§ Texte fourni
○ ○ ○

Il s’amuse, et nous avec. Car le film creuse tout de même
son sillon burlesque, distribuant quelques scènes limites,
comme pour tester notre indulgence, voire notre admiration ;
ainsi ces errances de Cordélia, toute de blanche vêtue,
accompagnée d’un destrier du même blanc ;
ou les scènes avec Carax et Julie Delpy, animées
d’un surréalisme de tréteaux. Le film pourrait
virer potache (ce qui ne serait pas incohérent, vu
le tour de cochon fait à la Cannon), n’étaient
le sérieux des plans, sa force de composition plastique
et sa rigueur sur la question du cinéma ; puisqu’il
s’agit en définitive (et comme presque toujours chez
Godard) de cinéma : ses histoires, ses formes,
sa puissance.
Le grand mystère de cette usine de fictions collective
alimente le film et alimentera les prochains, Hélas
pour moi, JLG/JLG, For ever Mozart. Les portraits
des maîtres défilent : Tourneur, Franju,
Lang, Bresson, Renoir, Cocteau ; c’est sous leur patronage
que se place, humble, Godard, un des plus importants cinéastes
de l’histoire, qui ne cesse de déclarer son émerveillement
face au pouvoir des relations entre les images. D’une certaine
manière, King Lear, avec ses défauts,
son côté brouillon, inaugure la nouvelle " façon "

○ ○ ○

§ Lignes extraites
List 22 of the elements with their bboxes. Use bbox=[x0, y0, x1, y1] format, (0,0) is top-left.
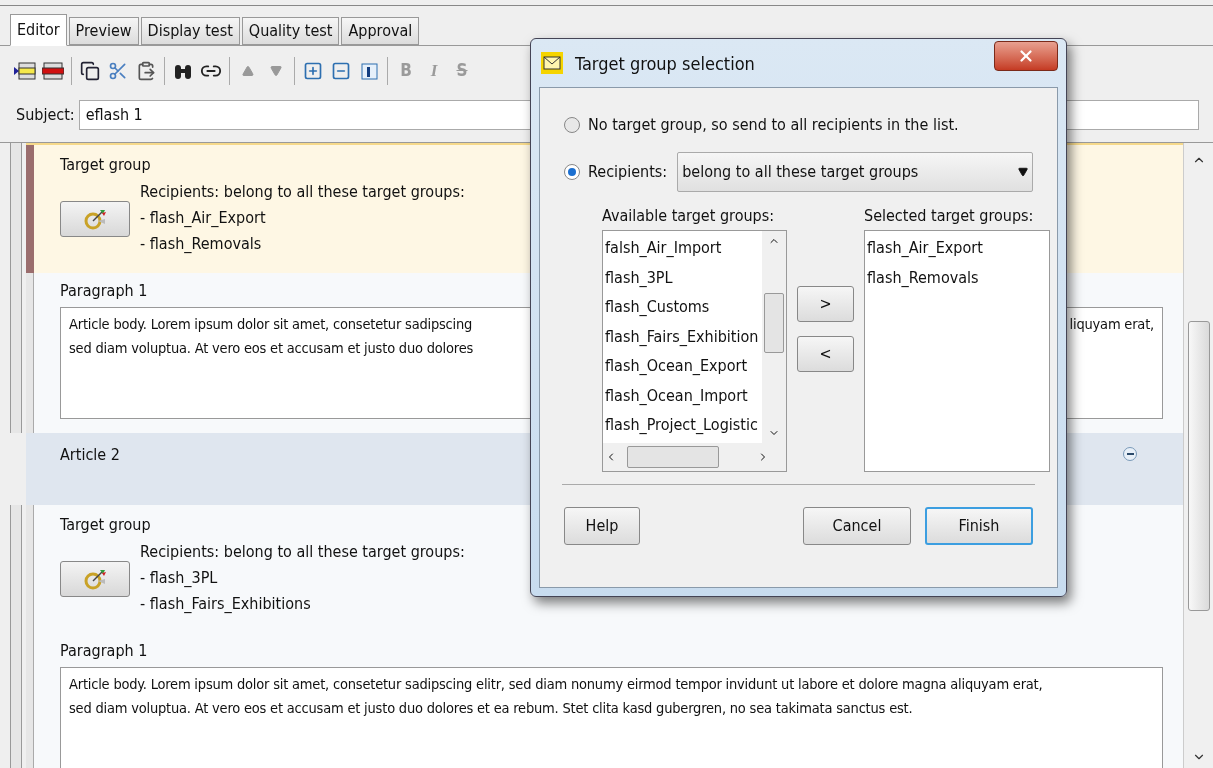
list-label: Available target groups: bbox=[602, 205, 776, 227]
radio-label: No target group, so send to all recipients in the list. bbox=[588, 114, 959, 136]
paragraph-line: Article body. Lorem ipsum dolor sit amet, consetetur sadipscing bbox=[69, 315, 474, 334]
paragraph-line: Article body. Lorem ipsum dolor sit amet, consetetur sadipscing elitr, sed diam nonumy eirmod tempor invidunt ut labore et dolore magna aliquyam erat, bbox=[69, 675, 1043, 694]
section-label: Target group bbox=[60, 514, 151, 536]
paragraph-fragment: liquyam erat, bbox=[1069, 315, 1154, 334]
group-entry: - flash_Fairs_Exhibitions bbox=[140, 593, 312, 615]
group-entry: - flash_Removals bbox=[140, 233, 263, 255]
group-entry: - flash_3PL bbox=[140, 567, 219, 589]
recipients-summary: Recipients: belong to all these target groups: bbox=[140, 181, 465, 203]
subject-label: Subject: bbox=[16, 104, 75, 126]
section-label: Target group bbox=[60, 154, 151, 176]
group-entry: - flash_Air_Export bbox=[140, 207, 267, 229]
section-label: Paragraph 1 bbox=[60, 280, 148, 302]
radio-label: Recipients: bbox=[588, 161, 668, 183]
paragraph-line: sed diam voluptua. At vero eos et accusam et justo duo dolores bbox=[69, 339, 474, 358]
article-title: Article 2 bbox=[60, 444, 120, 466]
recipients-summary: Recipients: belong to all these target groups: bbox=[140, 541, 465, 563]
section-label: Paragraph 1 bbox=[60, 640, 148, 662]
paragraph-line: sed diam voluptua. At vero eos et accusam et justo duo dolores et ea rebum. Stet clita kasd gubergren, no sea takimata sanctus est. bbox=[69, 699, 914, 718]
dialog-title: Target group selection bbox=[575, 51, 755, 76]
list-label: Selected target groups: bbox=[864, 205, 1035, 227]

○ ○ ○

§ Consigne A
Recopiez le passage de l'article sur le King Lear de Godard, en commençant à « Il s’amuse, et » et en terminant à « sa puissance. ».
§ Consigne B
Poursuivez l'article sur le King Lear de Godard à partir de sa dernière phrase.

§ Réponse A
Il s’amuse, et nous avec. Car le film creuse tout de même
son sillon burlesque, distribuant quelques scènes limites,
comme pour tester notre indulgence, voire notre admiration ;
ainsi ces errances de Cordélia, toute de blanche vêtue,
accompagnée d’un destrier du même blanc ;
ou les scènes avec Carax et Julie Delpy, animées
d’un surréalisme de tréteaux. Le film pourrait
virer potache (ce qui ne serait pas incohérent, vu
le tour de cochon fait à la Cannon), n’étaient
le sérieux des plans, sa force de composition plastique
et sa rigueur sur la question du cinéma ; puisqu’il
s’agit en définitive (et comme presque toujours chez
Godard) de cinéma : ses histoires, ses formes,
sa puissance.

§ Réponse B
de Godard qui s’affinera dans les films sus-nommés ;
il y a le lieu, le Léman, que Godard filme comme l’Atlantique ;
il y a ces plans contemplatifs, ces cadrages rendant grâce
au réel, le faisant littéralement surgir ;
il y a ce fantastique de la lumière, né des
ombres et des couleurs ; il y a ce sentiment d’appartenir
à la communauté de l’art et des hommes ;
il y a ces références, ces phrases, qui traversent
désormais tous ses films, tirées en vrac de
Malraux, Wittgenstein, Merleau-Ponty, Diderot, etc ;
il y a cet alliage émotionnel, atmosphérique,
de la musique, du son et des images, souvent beaux à
vous donner la chair de poule.
Godard qui s’amuse comme
un gamin, embauche Peter Sellars - autre metteur-en-scène,
mais de théâtre, le frère ennemi- pour
incarner un Shakespeare cinquième du nom, ainsi qu’un
Woody Allen sombre, en dernier survivant du cinéma
" art mort après Tchernobyl "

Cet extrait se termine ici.